__Exercise description__: Verbatim output of all the material below is required.

Figure record extracts:

[Start]

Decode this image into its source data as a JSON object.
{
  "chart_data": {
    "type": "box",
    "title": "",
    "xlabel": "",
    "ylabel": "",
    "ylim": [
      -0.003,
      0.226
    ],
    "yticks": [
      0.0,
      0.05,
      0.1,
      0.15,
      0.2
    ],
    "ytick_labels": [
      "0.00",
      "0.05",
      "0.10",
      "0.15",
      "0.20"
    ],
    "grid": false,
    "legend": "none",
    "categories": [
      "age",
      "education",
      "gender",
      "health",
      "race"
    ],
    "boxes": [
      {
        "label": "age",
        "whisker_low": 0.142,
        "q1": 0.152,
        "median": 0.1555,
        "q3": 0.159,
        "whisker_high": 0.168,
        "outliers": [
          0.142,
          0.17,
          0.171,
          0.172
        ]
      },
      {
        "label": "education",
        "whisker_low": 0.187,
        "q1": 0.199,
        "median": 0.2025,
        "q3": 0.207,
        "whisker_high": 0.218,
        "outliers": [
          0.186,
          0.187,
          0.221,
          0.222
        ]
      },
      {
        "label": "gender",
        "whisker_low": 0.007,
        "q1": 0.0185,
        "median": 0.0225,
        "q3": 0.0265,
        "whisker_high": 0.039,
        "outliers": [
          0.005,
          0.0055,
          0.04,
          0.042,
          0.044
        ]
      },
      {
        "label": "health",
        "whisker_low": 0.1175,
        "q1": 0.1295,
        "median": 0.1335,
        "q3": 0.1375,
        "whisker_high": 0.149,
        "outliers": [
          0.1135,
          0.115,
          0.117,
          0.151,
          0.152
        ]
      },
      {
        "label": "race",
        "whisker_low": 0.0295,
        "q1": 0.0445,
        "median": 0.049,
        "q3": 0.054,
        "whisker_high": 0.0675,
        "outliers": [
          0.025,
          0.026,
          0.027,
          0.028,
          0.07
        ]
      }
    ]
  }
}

[End]

__Full solution__:
Decode this image into its source data as a JSON object.
{
  "chart_data": {
    "type": "box",
    "title": "",
    "xlabel": "",
    "ylabel": "",
    "ylim": [
      -0.003,
      0.226
    ],
    "yticks": [
      0.0,
      0.05,
      0.1,
      0.15,
      0.2
    ],
    "ytick_labels": [
      "0.00",
      "0.05",
      "0.10",
      "0.15",
      "0.20"
    ],
    "grid": false,
    "legend": "none",
    "categories": [
      "age",
      "education",
      "gender",
      "health",
      "race"
    ],
    "boxes": [
      {
        "label": "age",
        "whisker_low": 0.142,
        "q1": 0.152,
        "median": 0.1555,
        "q3": 0.159,
        "whisker_high": 0.168,
        "outliers": [
          0.142,
          0.17,
          0.171,
          0.172
        ]
      },
      {
        "label": "education",
        "whisker_low": 0.187,
        "q1": 0.199,
        "median": 0.2025,
        "q3": 0.207,
        "whisker_high": 0.218,
        "outliers": [
          0.186,
          0.187,
          0.221,
          0.222
        ]
      },
      {
        "label": "gender",
        "whisker_low": 0.007,
        "q1": 0.0185,
        "median": 0.0225,
        "q3": 0.0265,
        "whisker_high": 0.039,
        "outliers": [
          0.005,
          0.0055,
          0.04,
          0.042,
          0.044
        ]
      },
      {
        "label": "health",
        "whisker_low": 0.1175,
        "q1": 0.1295,
        "median": 0.1335,
        "q3": 0.1375,
        "whisker_high": 0.149,
        "outliers": [
          0.1135,
          0.115,
          0.117,
          0.151,
          0.152
        ]
      },
      {
        "label": "race",
        "whisker_low": 0.0295,
        "q1": 0.0445,
        "median": 0.049,
        "q3": 0.054,
        "whisker_high": 0.0675,
        "outliers": [
          0.025,
          0.026,
          0.027,
          0.028,
          0.07
        ]
      }
    ]
  }
}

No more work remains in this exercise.